• _RECORDS TO USE_:
----------------

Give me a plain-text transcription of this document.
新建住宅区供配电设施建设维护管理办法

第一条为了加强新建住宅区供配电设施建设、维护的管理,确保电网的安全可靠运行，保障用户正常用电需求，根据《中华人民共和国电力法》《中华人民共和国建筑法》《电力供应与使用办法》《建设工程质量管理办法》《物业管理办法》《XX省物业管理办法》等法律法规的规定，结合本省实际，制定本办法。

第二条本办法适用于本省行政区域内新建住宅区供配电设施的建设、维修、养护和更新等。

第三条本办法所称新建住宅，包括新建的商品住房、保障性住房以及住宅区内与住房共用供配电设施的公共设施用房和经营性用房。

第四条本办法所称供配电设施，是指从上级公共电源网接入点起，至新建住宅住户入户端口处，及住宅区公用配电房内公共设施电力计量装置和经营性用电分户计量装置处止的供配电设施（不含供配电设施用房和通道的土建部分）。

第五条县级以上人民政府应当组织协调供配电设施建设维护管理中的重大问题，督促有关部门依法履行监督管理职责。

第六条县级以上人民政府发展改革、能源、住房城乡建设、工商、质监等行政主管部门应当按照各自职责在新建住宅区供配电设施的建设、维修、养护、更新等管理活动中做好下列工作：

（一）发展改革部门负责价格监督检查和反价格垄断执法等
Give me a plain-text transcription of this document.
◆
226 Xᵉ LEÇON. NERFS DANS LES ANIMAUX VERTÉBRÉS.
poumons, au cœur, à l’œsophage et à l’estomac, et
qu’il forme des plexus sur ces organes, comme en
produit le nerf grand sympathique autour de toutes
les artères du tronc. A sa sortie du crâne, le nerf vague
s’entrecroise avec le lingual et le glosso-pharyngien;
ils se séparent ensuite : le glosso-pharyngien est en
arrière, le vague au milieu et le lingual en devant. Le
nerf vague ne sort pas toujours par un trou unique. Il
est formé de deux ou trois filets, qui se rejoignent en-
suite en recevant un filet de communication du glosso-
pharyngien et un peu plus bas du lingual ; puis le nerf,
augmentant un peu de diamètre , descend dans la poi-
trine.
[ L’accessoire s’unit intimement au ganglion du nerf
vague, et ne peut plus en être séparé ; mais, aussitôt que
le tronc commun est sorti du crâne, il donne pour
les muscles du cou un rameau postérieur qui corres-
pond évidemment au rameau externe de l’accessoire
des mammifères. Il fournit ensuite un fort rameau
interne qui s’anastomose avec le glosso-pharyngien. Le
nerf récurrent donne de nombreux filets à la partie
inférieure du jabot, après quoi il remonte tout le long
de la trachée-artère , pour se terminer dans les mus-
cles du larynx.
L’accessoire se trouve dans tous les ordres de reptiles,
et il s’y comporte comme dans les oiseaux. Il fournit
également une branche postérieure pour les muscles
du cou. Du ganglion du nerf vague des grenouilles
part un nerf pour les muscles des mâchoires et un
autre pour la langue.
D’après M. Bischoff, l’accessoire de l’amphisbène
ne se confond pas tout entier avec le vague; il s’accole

----------------

• _REQUIRED TASK_: Return every line above in which the string "muscles" occurs.

• _EXERCISE SOLUTION_:
les muscles du cou un rameau postérieur qui corres-
également une branche postérieure pour les muscles
part un nerf pour les muscles des mâchoires et un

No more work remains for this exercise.